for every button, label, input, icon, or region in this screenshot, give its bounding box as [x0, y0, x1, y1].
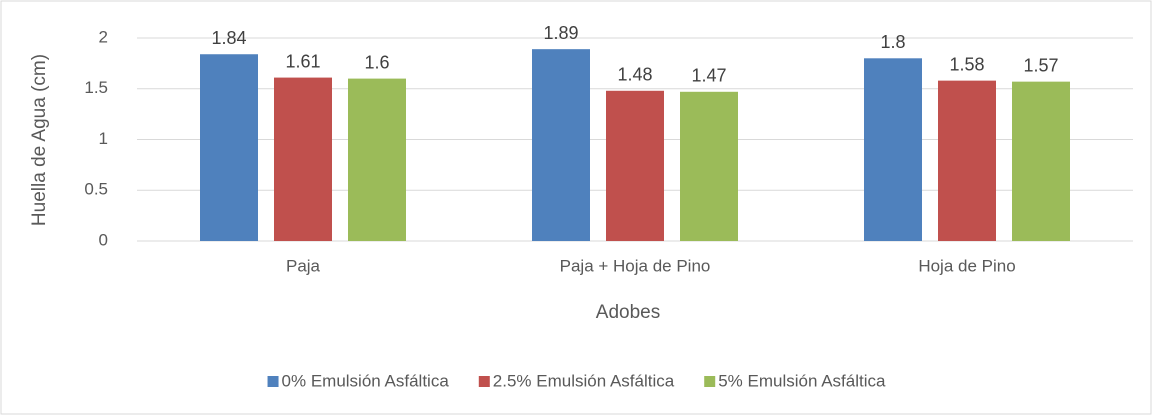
- data-label: 1.89: [543, 23, 578, 43]
- data-label: 1.57: [1023, 55, 1058, 75]
- legend-swatch: [478, 376, 490, 387]
- data-label: 1.48: [617, 65, 652, 85]
- data-label: 1.6: [364, 52, 389, 72]
- y-tick-label: 0: [99, 230, 108, 249]
- x-tick-label: Paja + Hoja de Pino: [560, 256, 711, 275]
- legend-swatch: [267, 376, 279, 387]
- bar: [938, 80, 996, 241]
- x-tick-label: Paja: [286, 256, 321, 275]
- legend-label: 2.5% Emulsión Asfáltica: [493, 371, 675, 390]
- bar: [274, 77, 332, 242]
- bar: [200, 54, 258, 241]
- y-tick-label: 2: [99, 27, 108, 46]
- bar: [606, 90, 664, 241]
- x-axis-title: Adobes: [596, 302, 660, 323]
- data-label: 1.58: [949, 54, 984, 74]
- y-tick-label: 0.5: [84, 180, 108, 199]
- legend-label: 5% Emulsión Asfáltica: [718, 371, 886, 390]
- data-label: 1.47: [691, 66, 726, 86]
- data-label: 1.61: [285, 51, 320, 71]
- bar: [348, 78, 406, 241]
- data-label: 1.8: [880, 32, 905, 52]
- bar: [1012, 81, 1070, 242]
- legend-swatch: [704, 376, 716, 387]
- x-tick-label: Hoja de Pino: [918, 256, 1015, 275]
- bar: [864, 58, 922, 241]
- bar: [680, 91, 738, 241]
- y-axis-title: Huella de Agua (cm): [29, 54, 50, 226]
- data-label: 1.84: [211, 28, 246, 48]
- legend-label: 0% Emulsión Asfáltica: [282, 371, 450, 390]
- y-tick-label: 1: [99, 129, 108, 148]
- bar: [532, 49, 590, 241]
- y-tick-label: 1.5: [84, 78, 108, 97]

→ Task requirements
Present every line of the records above as a Markdown table with the columns Row and Line, giving each line its own numbered row and skipping blank lines. Omit the pictures from the table.

→ Task answer
| Row | Line |
|---|---|
| 1 | for every button, label, input, icon, or region in this screenshot, give its bounding box as [x0, y0, x1, y1]. |
| 2 | - data-label: 1.89: [543, 23, 578, 43] |
| 3 | - data-label: 1.57: [1023, 55, 1058, 75] |
| 4 | - legend-swatch: [478, 376, 490, 387] |
| 5 | - data-label: 1.48: [617, 65, 652, 85] |
| 6 | - data-label: 1.6: [364, 52, 389, 72] |
| 7 | - y-tick-label: 0: [99, 230, 108, 249] |
| 8 | - x-tick-label: Paja + Hoja de Pino: [560, 256, 711, 275] |
| 9 | - legend-swatch: [267, 376, 279, 387] |
| 10 | - bar: [938, 80, 996, 241] |
| 11 | - x-tick-label: Paja: [286, 256, 321, 275] |
| 12 | - legend-label: 2.5% Emulsión Asfáltica: [493, 371, 675, 390] |
| 13 | - bar: [274, 77, 332, 242] |
| 14 | - bar: [200, 54, 258, 241] |
| 15 | - y-tick-label: 2: [99, 27, 108, 46] |
| 16 | - bar: [606, 90, 664, 241] |
| 17 | - x-axis-title: Adobes: [596, 302, 660, 323] |
| 18 | - data-label: 1.58: [949, 54, 984, 74] |
| 19 | - y-tick-label: 0.5: [84, 180, 108, 199] |
| 20 | - legend-label: 5% Emulsión Asfáltica: [718, 371, 886, 390] |
| 21 | - data-label: 1.47: [691, 66, 726, 86] |
| 22 | - data-label: 1.61: [285, 51, 320, 71] |
| 23 | - bar: [348, 78, 406, 241] |
| 24 | - data-label: 1.8: [880, 32, 905, 52] |
| 25 | - bar: [1012, 81, 1070, 242] |
| 26 | - legend-swatch: [704, 376, 716, 387] |
| 27 | - x-tick-label: Hoja de Pino: [918, 256, 1015, 275] |
| 28 | - bar: [864, 58, 922, 241] |
| 29 | - bar: [680, 91, 738, 241] |
| 30 | - y-axis-title: Huella de Agua (cm): [29, 54, 50, 226] |
| 31 | - data-label: 1.84: [211, 28, 246, 48] |
| 32 | - legend-label: 0% Emulsión Asfáltica: [282, 371, 450, 390] |
| 33 | - y-tick-label: 1: [99, 129, 108, 148] |
| 34 | - bar: [532, 49, 590, 241] |
| 35 | - y-tick-label: 1.5: [84, 78, 108, 97] |